# REQUIRED WORK
Give back each entry unchanged, minus pictures.

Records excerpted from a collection
▼
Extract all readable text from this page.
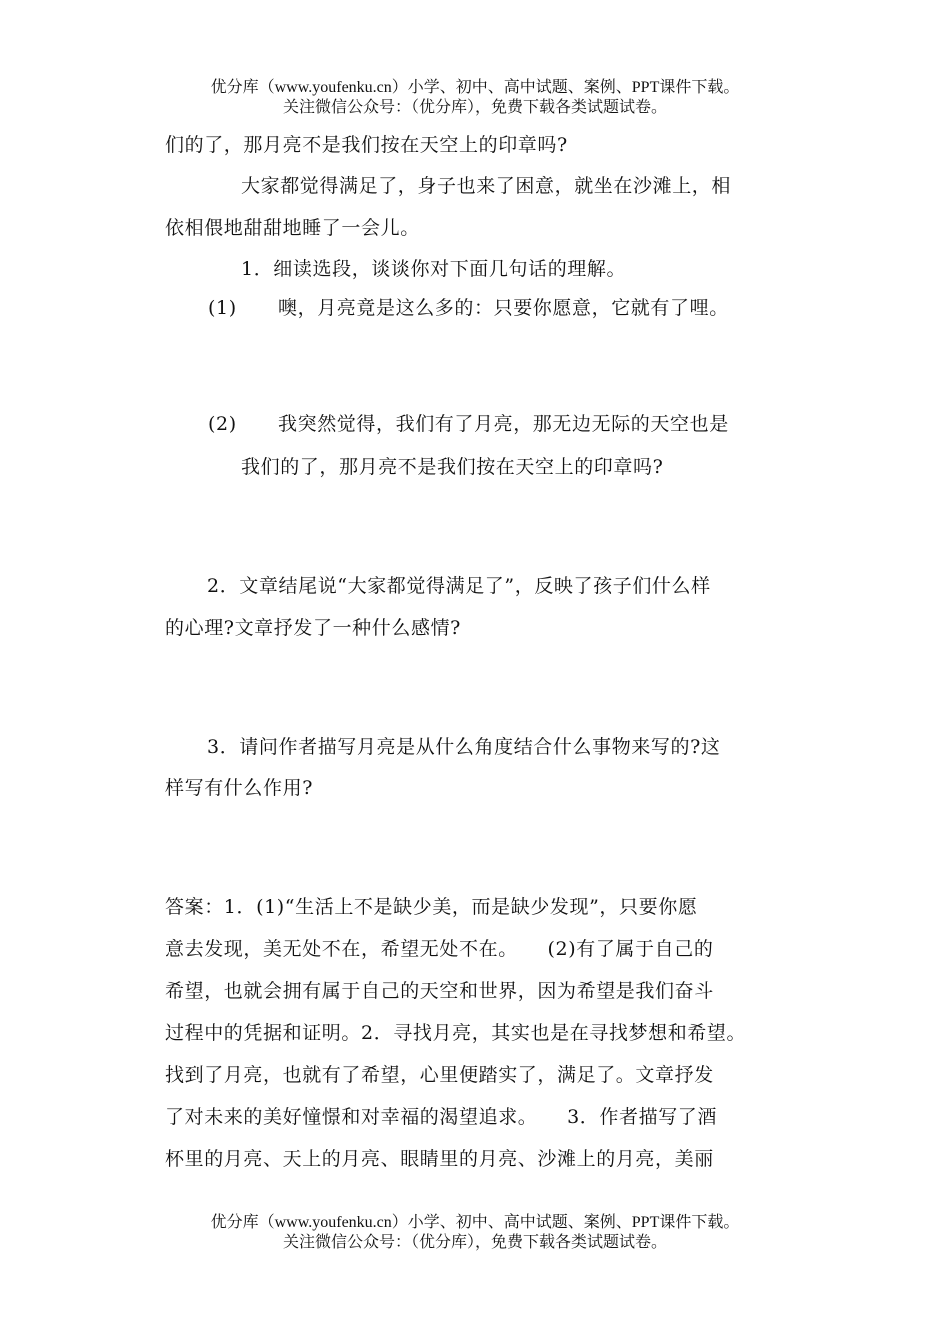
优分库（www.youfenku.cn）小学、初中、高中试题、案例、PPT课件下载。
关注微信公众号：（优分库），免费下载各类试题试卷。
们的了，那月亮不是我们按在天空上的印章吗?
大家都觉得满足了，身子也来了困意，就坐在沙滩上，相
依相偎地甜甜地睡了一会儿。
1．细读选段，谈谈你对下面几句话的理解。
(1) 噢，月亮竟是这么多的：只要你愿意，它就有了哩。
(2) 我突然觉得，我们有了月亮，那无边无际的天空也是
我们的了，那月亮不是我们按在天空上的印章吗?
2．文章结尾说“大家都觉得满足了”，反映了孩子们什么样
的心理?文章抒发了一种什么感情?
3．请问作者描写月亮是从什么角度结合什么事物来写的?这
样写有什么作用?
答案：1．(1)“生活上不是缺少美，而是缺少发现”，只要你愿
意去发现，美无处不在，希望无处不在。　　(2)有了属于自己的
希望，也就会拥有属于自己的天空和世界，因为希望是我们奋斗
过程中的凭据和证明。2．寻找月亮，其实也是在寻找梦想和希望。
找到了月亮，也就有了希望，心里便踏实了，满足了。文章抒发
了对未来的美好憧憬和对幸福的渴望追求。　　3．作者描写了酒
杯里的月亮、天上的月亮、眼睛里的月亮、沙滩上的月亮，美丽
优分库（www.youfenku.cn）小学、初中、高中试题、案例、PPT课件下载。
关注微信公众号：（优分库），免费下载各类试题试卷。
▲
# THE OUTPUT
Extract all readable text from this page.
优分库（www.youfenku.cn）小学、初中、高中试题、案例、PPT课件下载。
关注微信公众号：（优分库），免费下载各类试题试卷。
们的了，那月亮不是我们按在天空上的印章吗?
大家都觉得满足了，身子也来了困意，就坐在沙滩上，相
依相偎地甜甜地睡了一会儿。
1．细读选段，谈谈你对下面几句话的理解。
(1) 噢，月亮竟是这么多的：只要你愿意，它就有了哩。
(2) 我突然觉得，我们有了月亮，那无边无际的天空也是
我们的了，那月亮不是我们按在天空上的印章吗?
2．文章结尾说“大家都觉得满足了”，反映了孩子们什么样
的心理?文章抒发了一种什么感情?
3．请问作者描写月亮是从什么角度结合什么事物来写的?这
样写有什么作用?
答案：1．(1)“生活上不是缺少美，而是缺少发现”，只要你愿
意去发现，美无处不在，希望无处不在。　　(2)有了属于自己的
希望，也就会拥有属于自己的天空和世界，因为希望是我们奋斗
过程中的凭据和证明。2．寻找月亮，其实也是在寻找梦想和希望。
找到了月亮，也就有了希望，心里便踏实了，满足了。文章抒发
了对未来的美好憧憬和对幸福的渴望追求。　　3．作者描写了酒
杯里的月亮、天上的月亮、眼睛里的月亮、沙滩上的月亮，美丽
优分库（www.youfenku.cn）小学、初中、高中试题、案例、PPT课件下载。
关注微信公众号：（优分库），免费下载各类试题试卷。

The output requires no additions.